Directions: Set down each record below precisely, skipping the pictures.
[START Stored records]
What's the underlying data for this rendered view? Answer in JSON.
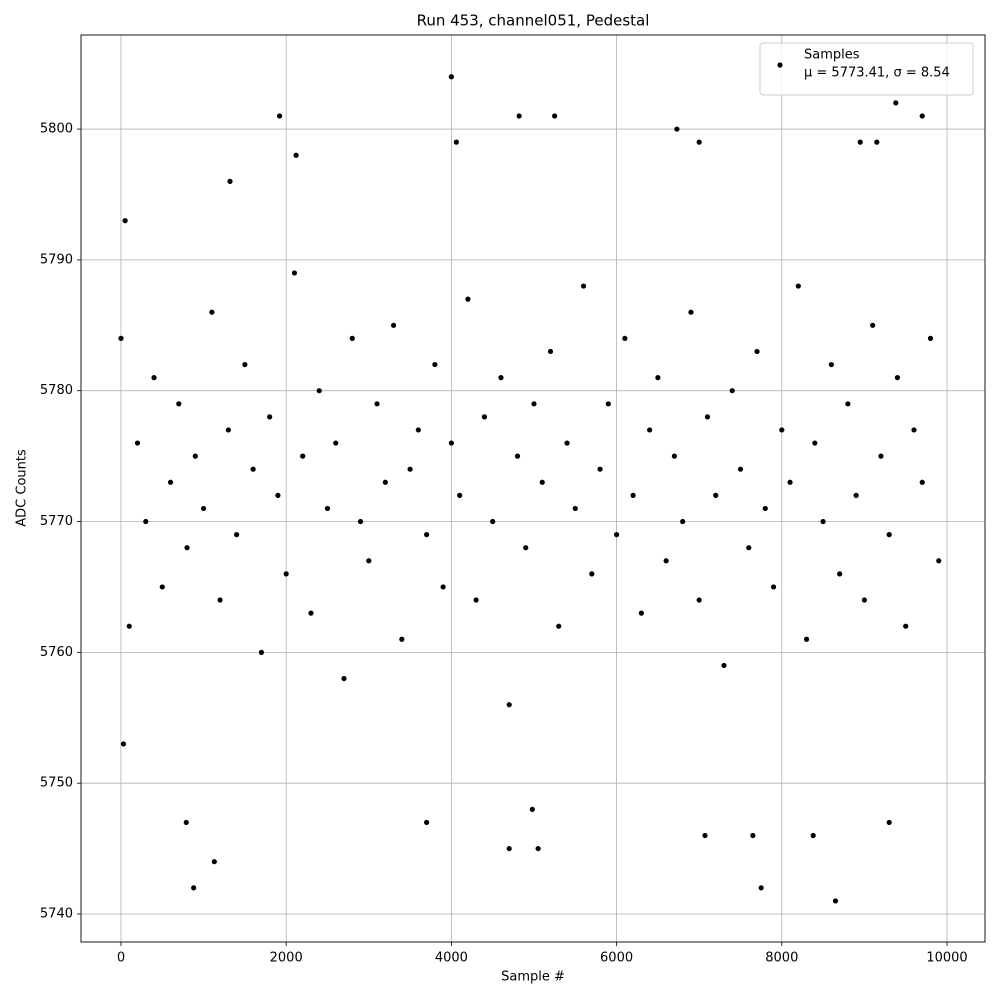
{
  "chart_data": {
    "type": "scatter",
    "title": "Run 453, channel051, Pedestal",
    "x_label": "Sample #",
    "y_label": "ADC Counts",
    "legend_note": "μ = 5773.41, σ = 8.54",
    "legend_position": "upper right",
    "grid": true,
    "xlim": [
      -484,
      10460
    ],
    "ylim": [
      5737.86,
      5807.19
    ],
    "xticks": [
      0,
      2000,
      4000,
      6000,
      8000,
      10000
    ],
    "yticks": [
      5740,
      5750,
      5760,
      5770,
      5780,
      5790,
      5800
    ],
    "series": [
      {
        "name": "Samples",
        "color": "#000000",
        "x": [
          0,
          100,
          200,
          300,
          400,
          500,
          600,
          700,
          800,
          900,
          1000,
          1100,
          1200,
          1300,
          1400,
          1500,
          1600,
          1700,
          1800,
          1900,
          2000,
          2100,
          2200,
          2300,
          2400,
          2500,
          2600,
          2700,
          2800,
          2900,
          3000,
          3100,
          3200,
          3300,
          3400,
          3500,
          3600,
          3700,
          3800,
          3900,
          4000,
          4100,
          4200,
          4300,
          4400,
          4500,
          4600,
          4700,
          4800,
          4900,
          5000,
          5100,
          5200,
          5300,
          5400,
          5500,
          5600,
          5700,
          5800,
          5900,
          6000,
          6100,
          6200,
          6300,
          6400,
          6500,
          6600,
          6700,
          6800,
          6900,
          7000,
          7100,
          7200,
          7300,
          7400,
          7500,
          7600,
          7700,
          7800,
          7900,
          8000,
          8100,
          8200,
          8300,
          8400,
          8500,
          8600,
          8700,
          8800,
          8900,
          9000,
          9100,
          9200,
          9300,
          9400,
          9500,
          9600,
          9700,
          9800,
          9900,
          880,
          1130,
          4000,
          8650,
          7750,
          9380,
          1920,
          4820,
          5250,
          6730,
          9700,
          7000,
          4060,
          9150,
          8950,
          4700,
          5050,
          7650,
          8380,
          7070,
          9300,
          3700,
          790,
          4980,
          30,
          50,
          1320,
          2120
        ],
        "values": [
          5784,
          5762,
          5776,
          5770,
          5781,
          5765,
          5773,
          5779,
          5768,
          5775,
          5771,
          5786,
          5764,
          5777,
          5769,
          5782,
          5774,
          5760,
          5778,
          5772,
          5766,
          5789,
          5775,
          5763,
          5780,
          5771,
          5776,
          5758,
          5784,
          5770,
          5767,
          5779,
          5773,
          5785,
          5761,
          5774,
          5777,
          5769,
          5782,
          5765,
          5776,
          5772,
          5787,
          5764,
          5778,
          5770,
          5781,
          5756,
          5775,
          5768,
          5779,
          5773,
          5783,
          5762,
          5776,
          5771,
          5788,
          5766,
          5774,
          5779,
          5769,
          5784,
          5772,
          5763,
          5777,
          5781,
          5767,
          5775,
          5770,
          5786,
          5764,
          5778,
          5772,
          5759,
          5780,
          5774,
          5768,
          5783,
          5771,
          5765,
          5777,
          5773,
          5788,
          5761,
          5776,
          5770,
          5782,
          5766,
          5779,
          5772,
          5764,
          5785,
          5775,
          5769,
          5781,
          5762,
          5777,
          5773,
          5784,
          5767,
          5742,
          5744,
          5804,
          5741,
          5742,
          5802,
          5801,
          5801,
          5801,
          5800,
          5801,
          5799,
          5799,
          5799,
          5799,
          5745,
          5745,
          5746,
          5746,
          5746,
          5747,
          5747,
          5747,
          5748,
          5753,
          5793,
          5796,
          5798
        ]
      }
    ]
  }
}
[END Stored records]
Answer to the problem:
What's the underlying data for this rendered view? Answer in JSON.
{
  "chart_data": {
    "type": "scatter",
    "title": "Run 453, channel051, Pedestal",
    "x_label": "Sample #",
    "y_label": "ADC Counts",
    "legend_note": "μ = 5773.41, σ = 8.54",
    "legend_position": "upper right",
    "grid": true,
    "xlim": [
      -484,
      10460
    ],
    "ylim": [
      5737.86,
      5807.19
    ],
    "xticks": [
      0,
      2000,
      4000,
      6000,
      8000,
      10000
    ],
    "yticks": [
      5740,
      5750,
      5760,
      5770,
      5780,
      5790,
      5800
    ],
    "series": [
      {
        "name": "Samples",
        "color": "#000000",
        "x": [
          0,
          100,
          200,
          300,
          400,
          500,
          600,
          700,
          800,
          900,
          1000,
          1100,
          1200,
          1300,
          1400,
          1500,
          1600,
          1700,
          1800,
          1900,
          2000,
          2100,
          2200,
          2300,
          2400,
          2500,
          2600,
          2700,
          2800,
          2900,
          3000,
          3100,
          3200,
          3300,
          3400,
          3500,
          3600,
          3700,
          3800,
          3900,
          4000,
          4100,
          4200,
          4300,
          4400,
          4500,
          4600,
          4700,
          4800,
          4900,
          5000,
          5100,
          5200,
          5300,
          5400,
          5500,
          5600,
          5700,
          5800,
          5900,
          6000,
          6100,
          6200,
          6300,
          6400,
          6500,
          6600,
          6700,
          6800,
          6900,
          7000,
          7100,
          7200,
          7300,
          7400,
          7500,
          7600,
          7700,
          7800,
          7900,
          8000,
          8100,
          8200,
          8300,
          8400,
          8500,
          8600,
          8700,
          8800,
          8900,
          9000,
          9100,
          9200,
          9300,
          9400,
          9500,
          9600,
          9700,
          9800,
          9900,
          880,
          1130,
          4000,
          8650,
          7750,
          9380,
          1920,
          4820,
          5250,
          6730,
          9700,
          7000,
          4060,
          9150,
          8950,
          4700,
          5050,
          7650,
          8380,
          7070,
          9300,
          3700,
          790,
          4980,
          30,
          50,
          1320,
          2120
        ],
        "values": [
          5784,
          5762,
          5776,
          5770,
          5781,
          5765,
          5773,
          5779,
          5768,
          5775,
          5771,
          5786,
          5764,
          5777,
          5769,
          5782,
          5774,
          5760,
          5778,
          5772,
          5766,
          5789,
          5775,
          5763,
          5780,
          5771,
          5776,
          5758,
          5784,
          5770,
          5767,
          5779,
          5773,
          5785,
          5761,
          5774,
          5777,
          5769,
          5782,
          5765,
          5776,
          5772,
          5787,
          5764,
          5778,
          5770,
          5781,
          5756,
          5775,
          5768,
          5779,
          5773,
          5783,
          5762,
          5776,
          5771,
          5788,
          5766,
          5774,
          5779,
          5769,
          5784,
          5772,
          5763,
          5777,
          5781,
          5767,
          5775,
          5770,
          5786,
          5764,
          5778,
          5772,
          5759,
          5780,
          5774,
          5768,
          5783,
          5771,
          5765,
          5777,
          5773,
          5788,
          5761,
          5776,
          5770,
          5782,
          5766,
          5779,
          5772,
          5764,
          5785,
          5775,
          5769,
          5781,
          5762,
          5777,
          5773,
          5784,
          5767,
          5742,
          5744,
          5804,
          5741,
          5742,
          5802,
          5801,
          5801,
          5801,
          5800,
          5801,
          5799,
          5799,
          5799,
          5799,
          5745,
          5745,
          5746,
          5746,
          5746,
          5747,
          5747,
          5747,
          5748,
          5753,
          5793,
          5796,
          5798
        ]
      }
    ]
  }
}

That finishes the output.